::: 本文抜粋

ばかげていると思うかもしれないが、実はこうした商品を売ることは非常に利益の上がるビジネスなのである。たとえば、Boericke & Tafel(ボーリッケ・アンド・ターフェル)のOral Ivy Liquid(経口ツタ溶液、Amazonで1オンスのボトルが15ドルで売られている)は、ツタウルシとポイズンオークとウルシから作られたホメオパシー商品だ。説明には「ツタウルシ、ポイズンオーク、ウルシに関連する接触性皮膚炎の予防および一時的緩和」に有効と謳われている。何が入っているのか? ポイズンオークが非常に低い濃度で入っている(実際にはこの商品は本来のホメオパシー濃度までには希釈されていない。説明書には1滴に0.02gのポイズンオークが含まれていると書かれている。つまり、実際にアレルギー反応を起こす可能性がある。この代物には近づかないほうが良いといっておく)。

研究に戻ろう。論文によると、著者らはポイズンオークの検体を10のマイナス30乗まで希釈している。ホメオパシーの一般的手法だ。問題は、このレベルまで希釈すると、元の物質は分子1つさえも残っていないことだ。単純にいって、そのような希釈物に何らかの治療的有用性がある可能性は皆無だが、どういうわけか彼らは効果を発見した。

::::::
::: 記録データ

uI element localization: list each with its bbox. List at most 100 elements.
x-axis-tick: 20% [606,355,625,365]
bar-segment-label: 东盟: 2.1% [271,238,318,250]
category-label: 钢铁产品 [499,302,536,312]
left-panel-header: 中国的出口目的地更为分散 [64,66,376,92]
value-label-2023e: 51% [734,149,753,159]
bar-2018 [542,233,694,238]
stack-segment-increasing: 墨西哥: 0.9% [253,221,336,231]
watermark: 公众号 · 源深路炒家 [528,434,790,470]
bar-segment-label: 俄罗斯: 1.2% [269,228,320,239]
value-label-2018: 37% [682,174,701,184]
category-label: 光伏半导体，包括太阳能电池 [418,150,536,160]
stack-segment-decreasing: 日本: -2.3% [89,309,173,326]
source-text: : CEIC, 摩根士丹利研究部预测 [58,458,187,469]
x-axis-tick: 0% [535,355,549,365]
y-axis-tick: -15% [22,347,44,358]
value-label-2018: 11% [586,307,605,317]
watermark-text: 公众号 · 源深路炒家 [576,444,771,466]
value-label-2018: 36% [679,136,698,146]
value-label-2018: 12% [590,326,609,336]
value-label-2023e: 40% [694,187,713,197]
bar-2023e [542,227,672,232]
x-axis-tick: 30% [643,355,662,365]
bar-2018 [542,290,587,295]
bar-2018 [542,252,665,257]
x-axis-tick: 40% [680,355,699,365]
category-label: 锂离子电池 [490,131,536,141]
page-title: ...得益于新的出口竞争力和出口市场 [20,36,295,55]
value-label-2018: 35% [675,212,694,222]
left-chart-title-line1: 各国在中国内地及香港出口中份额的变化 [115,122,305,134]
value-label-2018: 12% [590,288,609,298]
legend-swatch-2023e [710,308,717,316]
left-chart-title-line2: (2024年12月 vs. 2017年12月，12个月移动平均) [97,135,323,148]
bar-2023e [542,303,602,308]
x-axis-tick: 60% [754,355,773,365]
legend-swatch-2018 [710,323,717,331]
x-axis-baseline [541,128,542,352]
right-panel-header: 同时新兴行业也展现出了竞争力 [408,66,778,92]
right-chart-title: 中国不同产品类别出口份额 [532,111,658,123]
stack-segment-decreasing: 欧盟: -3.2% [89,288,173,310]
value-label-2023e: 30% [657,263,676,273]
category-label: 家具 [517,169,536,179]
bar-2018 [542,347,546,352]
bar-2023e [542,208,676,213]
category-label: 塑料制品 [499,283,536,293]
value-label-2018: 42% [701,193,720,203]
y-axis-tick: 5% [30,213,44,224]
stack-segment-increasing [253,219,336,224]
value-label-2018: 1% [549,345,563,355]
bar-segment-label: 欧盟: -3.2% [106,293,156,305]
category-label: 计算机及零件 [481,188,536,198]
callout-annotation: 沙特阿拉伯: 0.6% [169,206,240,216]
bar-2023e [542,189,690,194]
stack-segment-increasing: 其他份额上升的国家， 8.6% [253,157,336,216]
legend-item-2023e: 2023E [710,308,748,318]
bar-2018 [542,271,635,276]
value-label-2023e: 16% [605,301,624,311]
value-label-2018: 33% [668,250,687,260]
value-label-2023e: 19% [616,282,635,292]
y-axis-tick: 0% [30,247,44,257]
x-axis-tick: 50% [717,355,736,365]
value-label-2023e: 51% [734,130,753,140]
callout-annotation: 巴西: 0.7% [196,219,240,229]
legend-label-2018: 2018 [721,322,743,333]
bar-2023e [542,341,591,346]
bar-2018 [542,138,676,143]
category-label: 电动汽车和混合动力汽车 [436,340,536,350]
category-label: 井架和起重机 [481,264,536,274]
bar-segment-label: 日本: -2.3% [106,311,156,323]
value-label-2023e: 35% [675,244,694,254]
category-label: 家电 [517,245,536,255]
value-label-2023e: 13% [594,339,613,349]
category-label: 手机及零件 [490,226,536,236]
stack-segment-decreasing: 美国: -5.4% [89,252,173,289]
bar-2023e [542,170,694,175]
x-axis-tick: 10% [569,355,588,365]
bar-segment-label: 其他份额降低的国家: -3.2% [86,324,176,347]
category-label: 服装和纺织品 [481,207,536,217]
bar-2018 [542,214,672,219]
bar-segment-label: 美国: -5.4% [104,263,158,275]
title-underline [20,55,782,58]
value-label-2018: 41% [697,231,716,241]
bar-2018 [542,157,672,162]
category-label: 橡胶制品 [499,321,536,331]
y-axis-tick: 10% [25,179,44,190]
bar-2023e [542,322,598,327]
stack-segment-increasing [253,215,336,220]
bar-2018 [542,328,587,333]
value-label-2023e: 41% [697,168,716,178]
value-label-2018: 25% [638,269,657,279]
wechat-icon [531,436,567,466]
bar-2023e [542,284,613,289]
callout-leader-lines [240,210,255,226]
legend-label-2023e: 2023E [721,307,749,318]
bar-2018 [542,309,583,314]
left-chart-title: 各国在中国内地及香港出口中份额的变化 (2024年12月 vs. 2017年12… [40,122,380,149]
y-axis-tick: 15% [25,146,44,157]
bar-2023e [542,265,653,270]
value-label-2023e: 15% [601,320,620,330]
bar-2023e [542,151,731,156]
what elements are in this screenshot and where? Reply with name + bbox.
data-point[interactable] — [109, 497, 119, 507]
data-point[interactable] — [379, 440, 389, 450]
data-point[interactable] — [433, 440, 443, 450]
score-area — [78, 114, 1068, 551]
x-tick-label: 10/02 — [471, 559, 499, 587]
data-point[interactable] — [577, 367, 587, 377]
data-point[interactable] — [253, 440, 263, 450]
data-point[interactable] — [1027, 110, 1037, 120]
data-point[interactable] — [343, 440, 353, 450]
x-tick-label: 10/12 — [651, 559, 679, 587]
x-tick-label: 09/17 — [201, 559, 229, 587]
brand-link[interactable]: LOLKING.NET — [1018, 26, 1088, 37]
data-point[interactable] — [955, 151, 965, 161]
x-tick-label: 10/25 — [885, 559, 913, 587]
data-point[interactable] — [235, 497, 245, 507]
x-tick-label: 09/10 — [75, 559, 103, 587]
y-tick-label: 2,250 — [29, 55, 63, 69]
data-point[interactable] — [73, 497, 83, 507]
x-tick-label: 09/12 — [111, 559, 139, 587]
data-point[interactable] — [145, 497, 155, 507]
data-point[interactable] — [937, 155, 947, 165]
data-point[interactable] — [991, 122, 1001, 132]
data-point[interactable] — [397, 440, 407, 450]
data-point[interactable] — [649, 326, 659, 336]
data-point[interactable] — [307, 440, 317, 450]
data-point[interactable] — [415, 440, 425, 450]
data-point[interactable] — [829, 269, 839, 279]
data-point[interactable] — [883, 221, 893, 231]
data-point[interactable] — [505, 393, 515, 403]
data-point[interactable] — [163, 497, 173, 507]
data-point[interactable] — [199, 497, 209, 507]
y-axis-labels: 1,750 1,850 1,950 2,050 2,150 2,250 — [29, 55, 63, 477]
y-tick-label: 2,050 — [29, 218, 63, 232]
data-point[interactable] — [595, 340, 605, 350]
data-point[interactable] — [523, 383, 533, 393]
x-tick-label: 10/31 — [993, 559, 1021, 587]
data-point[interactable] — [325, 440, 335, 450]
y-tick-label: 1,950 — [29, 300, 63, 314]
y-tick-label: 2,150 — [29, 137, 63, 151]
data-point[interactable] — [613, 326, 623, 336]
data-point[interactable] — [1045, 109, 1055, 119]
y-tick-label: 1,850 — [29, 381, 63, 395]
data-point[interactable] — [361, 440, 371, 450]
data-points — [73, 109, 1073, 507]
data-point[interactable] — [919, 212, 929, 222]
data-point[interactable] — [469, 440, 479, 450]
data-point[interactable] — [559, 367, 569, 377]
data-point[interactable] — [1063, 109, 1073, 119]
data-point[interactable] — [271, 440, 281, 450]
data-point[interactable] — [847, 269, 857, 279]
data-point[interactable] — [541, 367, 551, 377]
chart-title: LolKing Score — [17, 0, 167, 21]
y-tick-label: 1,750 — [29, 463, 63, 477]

::::::

__作業内容__:
(a) ホメオパシーについての本文抜粋によると、論文の著者らはポイズンオークの検体をどこまで希釈したか。
(b) ホメオパシーについての本文抜粋の続きを書きなさい。

__解答__:
(a) 10のマイナス30乗まで希釈した。

(b)
何人もの科学者が同論文誌に対して、この結果は極めて信じがたく、実験は結論を裏づけていないと苦情を申し立てた。すばらしいことに、同誌の編集者たちは不満を真摯に受け止め調査を開始した。撤回通知(こちらで読める)は、別の重要な問題も指摘した。いくつかの図が重複していたのだ。それぞれの図は異なる実験結果を示すべきなので、重複は大問題であり、この研究の根本的な信憑性のなさをいっそう明らかにした。

詐欺行為が発覚した際によくあるように、著者らは撤回に同意しなかった。

この研究に抗議する記事を書いたとき、私は「正しい行動はこの論文を撤回することだ、なぜなら結果は完全に無効なのだから。そうなることを楽しみにしている」と述べた。そして約9カ月後、実際にそうなった。

数年前、私はScientific ReportsPLoS ONEの編集長と(本稿で取り上げたのとは別の論文について)直接話す機会があり、そのとき彼らは不正な研究に対する真摯な懸念を示すとともに、撲滅にもっと力を入れる決意を表明した。科学論文誌が正しい行動をしたとき、私たちは称賛すべきだ。今回正しく行動したScientific Reportsに乾杯!